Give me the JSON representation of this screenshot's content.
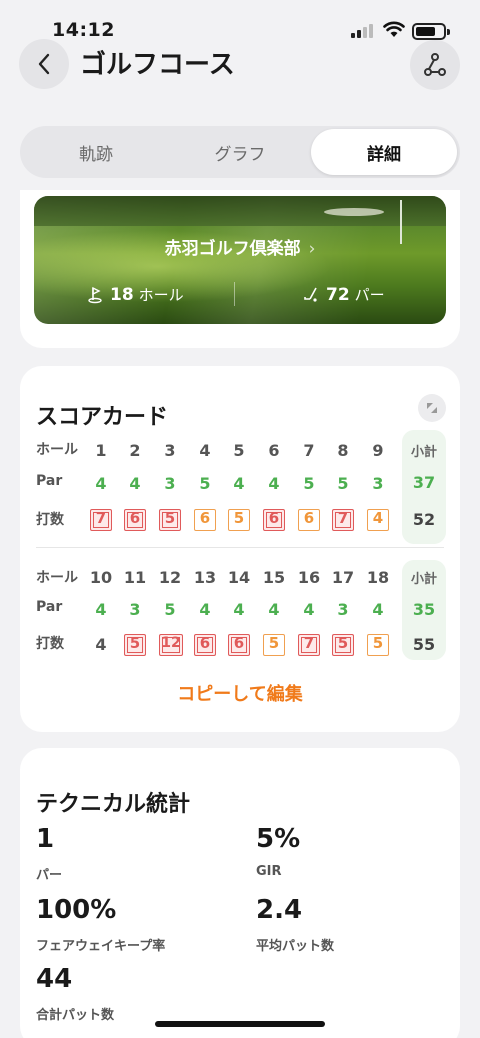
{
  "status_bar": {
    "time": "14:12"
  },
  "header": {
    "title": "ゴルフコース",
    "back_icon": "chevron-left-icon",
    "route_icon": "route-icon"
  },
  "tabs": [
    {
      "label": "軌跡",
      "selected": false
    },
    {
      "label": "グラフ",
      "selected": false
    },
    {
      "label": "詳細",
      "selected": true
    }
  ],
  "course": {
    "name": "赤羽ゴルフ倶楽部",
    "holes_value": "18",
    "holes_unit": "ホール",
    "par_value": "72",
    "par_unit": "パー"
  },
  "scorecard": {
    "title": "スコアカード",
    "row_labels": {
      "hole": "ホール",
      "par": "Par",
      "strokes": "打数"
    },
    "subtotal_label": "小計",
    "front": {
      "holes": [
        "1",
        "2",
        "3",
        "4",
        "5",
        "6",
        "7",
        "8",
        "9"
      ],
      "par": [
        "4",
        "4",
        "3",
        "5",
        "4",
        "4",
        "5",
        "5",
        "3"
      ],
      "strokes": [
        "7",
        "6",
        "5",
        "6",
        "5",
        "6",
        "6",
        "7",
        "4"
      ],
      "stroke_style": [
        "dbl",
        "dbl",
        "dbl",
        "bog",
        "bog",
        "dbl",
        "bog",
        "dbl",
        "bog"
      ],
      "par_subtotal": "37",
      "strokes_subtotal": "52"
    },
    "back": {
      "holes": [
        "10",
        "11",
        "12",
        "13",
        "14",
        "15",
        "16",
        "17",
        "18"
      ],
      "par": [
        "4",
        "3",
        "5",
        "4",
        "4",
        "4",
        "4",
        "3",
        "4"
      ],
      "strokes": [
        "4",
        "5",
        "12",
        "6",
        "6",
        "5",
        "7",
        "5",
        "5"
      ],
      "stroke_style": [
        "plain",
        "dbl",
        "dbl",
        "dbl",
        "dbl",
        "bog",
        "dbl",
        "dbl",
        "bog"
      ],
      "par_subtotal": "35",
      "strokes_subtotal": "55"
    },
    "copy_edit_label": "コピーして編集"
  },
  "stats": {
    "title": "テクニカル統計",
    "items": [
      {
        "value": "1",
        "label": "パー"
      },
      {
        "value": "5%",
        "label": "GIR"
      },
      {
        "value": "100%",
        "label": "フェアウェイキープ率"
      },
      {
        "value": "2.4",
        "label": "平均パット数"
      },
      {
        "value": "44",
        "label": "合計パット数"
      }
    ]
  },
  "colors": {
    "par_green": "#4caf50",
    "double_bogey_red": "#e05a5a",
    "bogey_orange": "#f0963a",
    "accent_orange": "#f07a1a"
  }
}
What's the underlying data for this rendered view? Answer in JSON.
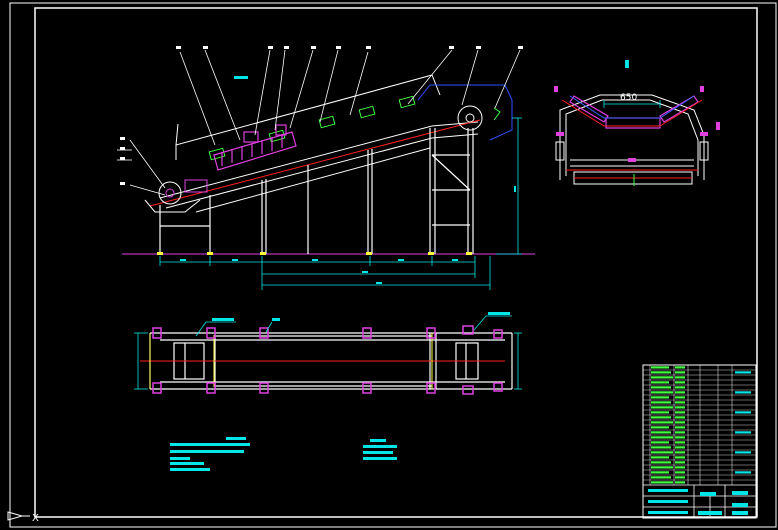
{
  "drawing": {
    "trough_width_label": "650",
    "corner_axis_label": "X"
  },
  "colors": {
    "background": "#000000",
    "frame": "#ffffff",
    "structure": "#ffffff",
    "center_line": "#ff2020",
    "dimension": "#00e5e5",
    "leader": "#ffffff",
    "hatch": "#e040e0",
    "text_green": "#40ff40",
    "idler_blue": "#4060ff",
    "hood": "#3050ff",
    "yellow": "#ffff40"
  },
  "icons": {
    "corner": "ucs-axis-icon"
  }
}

════════════════

What needs to be done: Pull out every line above that holds the word "ffffff".

Written answer:
    "frame": "#ffffff",
    "structure": "#ffffff",
    "leader": "#ffffff",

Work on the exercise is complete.